Stated goal:
Exactly as given, repeat all of the entries.
** begin **
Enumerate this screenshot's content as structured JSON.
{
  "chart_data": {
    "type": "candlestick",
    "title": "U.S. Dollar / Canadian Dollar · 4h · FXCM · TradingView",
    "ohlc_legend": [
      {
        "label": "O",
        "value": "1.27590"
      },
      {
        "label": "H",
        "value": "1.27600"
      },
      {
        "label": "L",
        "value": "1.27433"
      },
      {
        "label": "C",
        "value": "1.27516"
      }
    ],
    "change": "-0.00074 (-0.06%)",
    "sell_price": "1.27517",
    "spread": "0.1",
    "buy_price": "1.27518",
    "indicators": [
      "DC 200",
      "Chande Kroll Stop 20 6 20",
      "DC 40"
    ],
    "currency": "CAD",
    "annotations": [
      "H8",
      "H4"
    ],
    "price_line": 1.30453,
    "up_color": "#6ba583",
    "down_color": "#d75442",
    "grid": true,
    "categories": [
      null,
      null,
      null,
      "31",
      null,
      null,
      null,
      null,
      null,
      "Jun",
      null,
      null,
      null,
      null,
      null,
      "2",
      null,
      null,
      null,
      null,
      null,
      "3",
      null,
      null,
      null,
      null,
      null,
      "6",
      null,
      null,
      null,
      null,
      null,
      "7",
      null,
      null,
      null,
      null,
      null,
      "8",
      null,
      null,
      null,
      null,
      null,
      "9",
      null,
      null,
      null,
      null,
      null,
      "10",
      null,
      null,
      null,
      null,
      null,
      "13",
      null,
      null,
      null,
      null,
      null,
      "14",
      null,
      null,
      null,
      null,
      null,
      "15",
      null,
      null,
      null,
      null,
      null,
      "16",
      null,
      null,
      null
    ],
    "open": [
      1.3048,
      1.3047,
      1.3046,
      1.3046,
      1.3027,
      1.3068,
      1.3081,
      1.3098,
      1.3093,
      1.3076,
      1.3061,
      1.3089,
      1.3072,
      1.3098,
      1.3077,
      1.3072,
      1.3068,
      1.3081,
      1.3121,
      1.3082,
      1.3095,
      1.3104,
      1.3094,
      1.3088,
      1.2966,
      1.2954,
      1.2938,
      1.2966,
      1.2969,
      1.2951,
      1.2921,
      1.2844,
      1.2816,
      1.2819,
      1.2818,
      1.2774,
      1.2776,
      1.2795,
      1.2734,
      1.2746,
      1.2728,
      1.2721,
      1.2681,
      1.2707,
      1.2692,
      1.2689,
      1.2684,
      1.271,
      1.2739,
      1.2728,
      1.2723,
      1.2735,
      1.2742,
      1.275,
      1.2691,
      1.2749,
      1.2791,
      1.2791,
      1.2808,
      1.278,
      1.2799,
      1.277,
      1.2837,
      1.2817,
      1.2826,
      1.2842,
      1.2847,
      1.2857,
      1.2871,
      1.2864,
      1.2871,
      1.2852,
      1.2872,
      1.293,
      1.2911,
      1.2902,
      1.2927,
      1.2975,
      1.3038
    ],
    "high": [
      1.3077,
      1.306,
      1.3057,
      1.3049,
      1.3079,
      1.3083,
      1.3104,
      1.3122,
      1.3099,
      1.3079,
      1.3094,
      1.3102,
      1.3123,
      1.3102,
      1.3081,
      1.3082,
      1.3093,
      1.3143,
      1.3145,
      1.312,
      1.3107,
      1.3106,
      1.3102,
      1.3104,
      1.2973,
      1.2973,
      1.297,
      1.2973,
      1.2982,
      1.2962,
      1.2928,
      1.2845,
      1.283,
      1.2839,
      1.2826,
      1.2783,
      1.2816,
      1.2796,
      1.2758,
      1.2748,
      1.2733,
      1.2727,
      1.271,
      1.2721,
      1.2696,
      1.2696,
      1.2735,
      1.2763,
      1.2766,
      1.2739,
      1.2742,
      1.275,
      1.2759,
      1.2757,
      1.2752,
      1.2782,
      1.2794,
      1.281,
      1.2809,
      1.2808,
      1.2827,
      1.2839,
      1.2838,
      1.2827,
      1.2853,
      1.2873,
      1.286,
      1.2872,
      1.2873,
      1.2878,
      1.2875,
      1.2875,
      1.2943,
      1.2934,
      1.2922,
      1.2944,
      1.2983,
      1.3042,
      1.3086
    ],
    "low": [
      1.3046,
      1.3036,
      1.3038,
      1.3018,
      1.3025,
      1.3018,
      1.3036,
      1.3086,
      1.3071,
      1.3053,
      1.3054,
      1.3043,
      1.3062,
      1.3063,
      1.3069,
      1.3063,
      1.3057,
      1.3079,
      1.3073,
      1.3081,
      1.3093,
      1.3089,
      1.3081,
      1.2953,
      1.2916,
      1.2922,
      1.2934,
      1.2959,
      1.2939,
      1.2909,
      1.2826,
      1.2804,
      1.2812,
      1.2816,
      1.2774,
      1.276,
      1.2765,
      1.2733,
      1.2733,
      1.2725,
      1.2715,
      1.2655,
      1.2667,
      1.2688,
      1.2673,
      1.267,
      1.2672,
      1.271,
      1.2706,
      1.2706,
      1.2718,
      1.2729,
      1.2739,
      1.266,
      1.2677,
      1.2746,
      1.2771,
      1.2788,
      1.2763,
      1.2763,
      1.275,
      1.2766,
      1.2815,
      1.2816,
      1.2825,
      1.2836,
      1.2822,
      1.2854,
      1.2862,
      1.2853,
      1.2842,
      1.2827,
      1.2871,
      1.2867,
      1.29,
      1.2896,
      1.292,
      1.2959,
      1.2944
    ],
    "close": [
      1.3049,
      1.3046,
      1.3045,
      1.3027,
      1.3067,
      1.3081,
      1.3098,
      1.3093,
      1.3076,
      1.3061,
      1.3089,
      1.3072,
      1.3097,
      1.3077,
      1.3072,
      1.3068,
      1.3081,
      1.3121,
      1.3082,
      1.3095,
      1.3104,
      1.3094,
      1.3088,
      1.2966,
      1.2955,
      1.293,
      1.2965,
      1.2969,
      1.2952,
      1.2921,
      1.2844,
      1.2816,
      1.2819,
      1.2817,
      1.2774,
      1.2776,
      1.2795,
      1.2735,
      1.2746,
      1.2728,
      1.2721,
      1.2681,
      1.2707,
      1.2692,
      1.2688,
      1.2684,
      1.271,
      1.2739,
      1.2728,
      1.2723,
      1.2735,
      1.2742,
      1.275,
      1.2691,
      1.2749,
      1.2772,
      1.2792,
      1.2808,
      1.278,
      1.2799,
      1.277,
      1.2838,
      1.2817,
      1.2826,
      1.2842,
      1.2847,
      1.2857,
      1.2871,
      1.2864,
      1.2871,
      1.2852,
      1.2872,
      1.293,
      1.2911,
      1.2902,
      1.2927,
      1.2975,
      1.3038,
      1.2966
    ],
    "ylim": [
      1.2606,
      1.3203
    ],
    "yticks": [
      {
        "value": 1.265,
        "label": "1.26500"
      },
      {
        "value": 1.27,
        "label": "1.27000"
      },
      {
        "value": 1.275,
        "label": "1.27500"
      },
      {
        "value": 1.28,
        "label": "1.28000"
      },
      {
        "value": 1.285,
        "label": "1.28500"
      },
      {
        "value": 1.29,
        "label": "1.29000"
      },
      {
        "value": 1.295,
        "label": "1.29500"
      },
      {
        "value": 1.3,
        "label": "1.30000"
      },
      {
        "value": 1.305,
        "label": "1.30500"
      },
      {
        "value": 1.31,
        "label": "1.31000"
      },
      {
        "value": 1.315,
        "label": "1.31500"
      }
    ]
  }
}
** end **
Written answer:
Enumerate this screenshot's content as structured JSON.
{
  "chart_data": {
    "type": "candlestick",
    "title": "U.S. Dollar / Canadian Dollar · 4h · FXCM · TradingView",
    "ohlc_legend": [
      {
        "label": "O",
        "value": "1.27590"
      },
      {
        "label": "H",
        "value": "1.27600"
      },
      {
        "label": "L",
        "value": "1.27433"
      },
      {
        "label": "C",
        "value": "1.27516"
      }
    ],
    "change": "-0.00074 (-0.06%)",
    "sell_price": "1.27517",
    "spread": "0.1",
    "buy_price": "1.27518",
    "indicators": [
      "DC 200",
      "Chande Kroll Stop 20 6 20",
      "DC 40"
    ],
    "currency": "CAD",
    "annotations": [
      "H8",
      "H4"
    ],
    "price_line": 1.30453,
    "up_color": "#6ba583",
    "down_color": "#d75442",
    "grid": true,
    "categories": [
      null,
      null,
      null,
      "31",
      null,
      null,
      null,
      null,
      null,
      "Jun",
      null,
      null,
      null,
      null,
      null,
      "2",
      null,
      null,
      null,
      null,
      null,
      "3",
      null,
      null,
      null,
      null,
      null,
      "6",
      null,
      null,
      null,
      null,
      null,
      "7",
      null,
      null,
      null,
      null,
      null,
      "8",
      null,
      null,
      null,
      null,
      null,
      "9",
      null,
      null,
      null,
      null,
      null,
      "10",
      null,
      null,
      null,
      null,
      null,
      "13",
      null,
      null,
      null,
      null,
      null,
      "14",
      null,
      null,
      null,
      null,
      null,
      "15",
      null,
      null,
      null,
      null,
      null,
      "16",
      null,
      null,
      null
    ],
    "open": [
      1.3048,
      1.3047,
      1.3046,
      1.3046,
      1.3027,
      1.3068,
      1.3081,
      1.3098,
      1.3093,
      1.3076,
      1.3061,
      1.3089,
      1.3072,
      1.3098,
      1.3077,
      1.3072,
      1.3068,
      1.3081,
      1.3121,
      1.3082,
      1.3095,
      1.3104,
      1.3094,
      1.3088,
      1.2966,
      1.2954,
      1.2938,
      1.2966,
      1.2969,
      1.2951,
      1.2921,
      1.2844,
      1.2816,
      1.2819,
      1.2818,
      1.2774,
      1.2776,
      1.2795,
      1.2734,
      1.2746,
      1.2728,
      1.2721,
      1.2681,
      1.2707,
      1.2692,
      1.2689,
      1.2684,
      1.271,
      1.2739,
      1.2728,
      1.2723,
      1.2735,
      1.2742,
      1.275,
      1.2691,
      1.2749,
      1.2791,
      1.2791,
      1.2808,
      1.278,
      1.2799,
      1.277,
      1.2837,
      1.2817,
      1.2826,
      1.2842,
      1.2847,
      1.2857,
      1.2871,
      1.2864,
      1.2871,
      1.2852,
      1.2872,
      1.293,
      1.2911,
      1.2902,
      1.2927,
      1.2975,
      1.3038
    ],
    "high": [
      1.3077,
      1.306,
      1.3057,
      1.3049,
      1.3079,
      1.3083,
      1.3104,
      1.3122,
      1.3099,
      1.3079,
      1.3094,
      1.3102,
      1.3123,
      1.3102,
      1.3081,
      1.3082,
      1.3093,
      1.3143,
      1.3145,
      1.312,
      1.3107,
      1.3106,
      1.3102,
      1.3104,
      1.2973,
      1.2973,
      1.297,
      1.2973,
      1.2982,
      1.2962,
      1.2928,
      1.2845,
      1.283,
      1.2839,
      1.2826,
      1.2783,
      1.2816,
      1.2796,
      1.2758,
      1.2748,
      1.2733,
      1.2727,
      1.271,
      1.2721,
      1.2696,
      1.2696,
      1.2735,
      1.2763,
      1.2766,
      1.2739,
      1.2742,
      1.275,
      1.2759,
      1.2757,
      1.2752,
      1.2782,
      1.2794,
      1.281,
      1.2809,
      1.2808,
      1.2827,
      1.2839,
      1.2838,
      1.2827,
      1.2853,
      1.2873,
      1.286,
      1.2872,
      1.2873,
      1.2878,
      1.2875,
      1.2875,
      1.2943,
      1.2934,
      1.2922,
      1.2944,
      1.2983,
      1.3042,
      1.3086
    ],
    "low": [
      1.3046,
      1.3036,
      1.3038,
      1.3018,
      1.3025,
      1.3018,
      1.3036,
      1.3086,
      1.3071,
      1.3053,
      1.3054,
      1.3043,
      1.3062,
      1.3063,
      1.3069,
      1.3063,
      1.3057,
      1.3079,
      1.3073,
      1.3081,
      1.3093,
      1.3089,
      1.3081,
      1.2953,
      1.2916,
      1.2922,
      1.2934,
      1.2959,
      1.2939,
      1.2909,
      1.2826,
      1.2804,
      1.2812,
      1.2816,
      1.2774,
      1.276,
      1.2765,
      1.2733,
      1.2733,
      1.2725,
      1.2715,
      1.2655,
      1.2667,
      1.2688,
      1.2673,
      1.267,
      1.2672,
      1.271,
      1.2706,
      1.2706,
      1.2718,
      1.2729,
      1.2739,
      1.266,
      1.2677,
      1.2746,
      1.2771,
      1.2788,
      1.2763,
      1.2763,
      1.275,
      1.2766,
      1.2815,
      1.2816,
      1.2825,
      1.2836,
      1.2822,
      1.2854,
      1.2862,
      1.2853,
      1.2842,
      1.2827,
      1.2871,
      1.2867,
      1.29,
      1.2896,
      1.292,
      1.2959,
      1.2944
    ],
    "close": [
      1.3049,
      1.3046,
      1.3045,
      1.3027,
      1.3067,
      1.3081,
      1.3098,
      1.3093,
      1.3076,
      1.3061,
      1.3089,
      1.3072,
      1.3097,
      1.3077,
      1.3072,
      1.3068,
      1.3081,
      1.3121,
      1.3082,
      1.3095,
      1.3104,
      1.3094,
      1.3088,
      1.2966,
      1.2955,
      1.293,
      1.2965,
      1.2969,
      1.2952,
      1.2921,
      1.2844,
      1.2816,
      1.2819,
      1.2817,
      1.2774,
      1.2776,
      1.2795,
      1.2735,
      1.2746,
      1.2728,
      1.2721,
      1.2681,
      1.2707,
      1.2692,
      1.2688,
      1.2684,
      1.271,
      1.2739,
      1.2728,
      1.2723,
      1.2735,
      1.2742,
      1.275,
      1.2691,
      1.2749,
      1.2772,
      1.2792,
      1.2808,
      1.278,
      1.2799,
      1.277,
      1.2838,
      1.2817,
      1.2826,
      1.2842,
      1.2847,
      1.2857,
      1.2871,
      1.2864,
      1.2871,
      1.2852,
      1.2872,
      1.293,
      1.2911,
      1.2902,
      1.2927,
      1.2975,
      1.3038,
      1.2966
    ],
    "ylim": [
      1.2606,
      1.3203
    ],
    "yticks": [
      {
        "value": 1.265,
        "label": "1.26500"
      },
      {
        "value": 1.27,
        "label": "1.27000"
      },
      {
        "value": 1.275,
        "label": "1.27500"
      },
      {
        "value": 1.28,
        "label": "1.28000"
      },
      {
        "value": 1.285,
        "label": "1.28500"
      },
      {
        "value": 1.29,
        "label": "1.29000"
      },
      {
        "value": 1.295,
        "label": "1.29500"
      },
      {
        "value": 1.3,
        "label": "1.30000"
      },
      {
        "value": 1.305,
        "label": "1.30500"
      },
      {
        "value": 1.31,
        "label": "1.31000"
      },
      {
        "value": 1.315,
        "label": "1.31500"
      }
    ]
  }
}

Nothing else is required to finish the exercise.